*Given problem*: Each line below that contains "weekday" counts once; report the total and nothing more.

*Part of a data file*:

+++++

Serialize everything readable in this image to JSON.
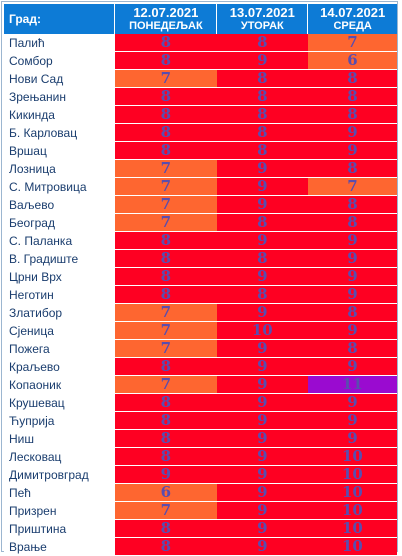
{
  "header": {
    "city_label": "Град:",
    "days": [
      {
        "date": "12.07.2021",
        "weekday": "ПОНЕДЕЉАК"
      },
      {
        "date": "13.07.2021",
        "weekday": "УТОРАК"
      },
      {
        "date": "14.07.2021",
        "weekday": "СРЕДА"
      }
    ]
  },
  "colors": {
    "red": "#fe0022",
    "orange": "#fe6630",
    "purple": "#9a0bd0",
    "header": "#0d7bd6"
  },
  "rows": [
    {
      "city": "Палић",
      "v": [
        "8",
        "8",
        "7"
      ],
      "c": [
        "red",
        "red",
        "orange"
      ]
    },
    {
      "city": "Сомбор",
      "v": [
        "8",
        "9",
        "6"
      ],
      "c": [
        "red",
        "red",
        "orange"
      ]
    },
    {
      "city": "Нови Сад",
      "v": [
        "7",
        "8",
        "8"
      ],
      "c": [
        "orange",
        "red",
        "red"
      ]
    },
    {
      "city": "Зрењанин",
      "v": [
        "8",
        "8",
        "8"
      ],
      "c": [
        "red",
        "red",
        "red"
      ]
    },
    {
      "city": "Кикинда",
      "v": [
        "8",
        "8",
        "8"
      ],
      "c": [
        "red",
        "red",
        "red"
      ]
    },
    {
      "city": "Б. Карловац",
      "v": [
        "8",
        "8",
        "9"
      ],
      "c": [
        "red",
        "red",
        "red"
      ]
    },
    {
      "city": "Вршац",
      "v": [
        "8",
        "8",
        "9"
      ],
      "c": [
        "red",
        "red",
        "red"
      ]
    },
    {
      "city": "Лозница",
      "v": [
        "7",
        "9",
        "8"
      ],
      "c": [
        "orange",
        "red",
        "red"
      ]
    },
    {
      "city": "С. Митровица",
      "v": [
        "7",
        "9",
        "7"
      ],
      "c": [
        "orange",
        "red",
        "orange"
      ]
    },
    {
      "city": "Ваљево",
      "v": [
        "7",
        "9",
        "8"
      ],
      "c": [
        "orange",
        "red",
        "red"
      ]
    },
    {
      "city": "Београд",
      "v": [
        "7",
        "8",
        "8"
      ],
      "c": [
        "orange",
        "red",
        "red"
      ]
    },
    {
      "city": "С. Паланка",
      "v": [
        "8",
        "9",
        "9"
      ],
      "c": [
        "red",
        "red",
        "red"
      ]
    },
    {
      "city": "В. Градиште",
      "v": [
        "8",
        "8",
        "9"
      ],
      "c": [
        "red",
        "red",
        "red"
      ]
    },
    {
      "city": "Црни Врх",
      "v": [
        "8",
        "9",
        "9"
      ],
      "c": [
        "red",
        "red",
        "red"
      ]
    },
    {
      "city": "Неготин",
      "v": [
        "8",
        "8",
        "9"
      ],
      "c": [
        "red",
        "red",
        "red"
      ]
    },
    {
      "city": "Златибор",
      "v": [
        "7",
        "9",
        "8"
      ],
      "c": [
        "orange",
        "red",
        "red"
      ]
    },
    {
      "city": "Сјеница",
      "v": [
        "7",
        "10",
        "9"
      ],
      "c": [
        "orange",
        "red",
        "red"
      ]
    },
    {
      "city": "Пожега",
      "v": [
        "7",
        "9",
        "8"
      ],
      "c": [
        "orange",
        "red",
        "red"
      ]
    },
    {
      "city": "Краљево",
      "v": [
        "8",
        "9",
        "9"
      ],
      "c": [
        "red",
        "red",
        "red"
      ]
    },
    {
      "city": "Копаоник",
      "v": [
        "7",
        "9",
        "11"
      ],
      "c": [
        "orange",
        "red",
        "purple"
      ]
    },
    {
      "city": "Крушевац",
      "v": [
        "8",
        "9",
        "9"
      ],
      "c": [
        "red",
        "red",
        "red"
      ]
    },
    {
      "city": "Ћуприја",
      "v": [
        "8",
        "9",
        "9"
      ],
      "c": [
        "red",
        "red",
        "red"
      ]
    },
    {
      "city": "Ниш",
      "v": [
        "8",
        "9",
        "9"
      ],
      "c": [
        "red",
        "red",
        "red"
      ]
    },
    {
      "city": "Лесковац",
      "v": [
        "8",
        "9",
        "10"
      ],
      "c": [
        "red",
        "red",
        "red"
      ]
    },
    {
      "city": "Димитровград",
      "v": [
        "9",
        "9",
        "10"
      ],
      "c": [
        "red",
        "red",
        "red"
      ]
    },
    {
      "city": "Пећ",
      "v": [
        "6",
        "9",
        "10"
      ],
      "c": [
        "orange",
        "red",
        "red"
      ]
    },
    {
      "city": "Призрен",
      "v": [
        "7",
        "9",
        "10"
      ],
      "c": [
        "orange",
        "red",
        "red"
      ]
    },
    {
      "city": "Приштина",
      "v": [
        "8",
        "9",
        "10"
      ],
      "c": [
        "red",
        "red",
        "red"
      ]
    },
    {
      "city": "Врање",
      "v": [
        "8",
        "9",
        "10"
      ],
      "c": [
        "red",
        "red",
        "red"
      ]
    }
  ]
}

+++++

*Written response*: 3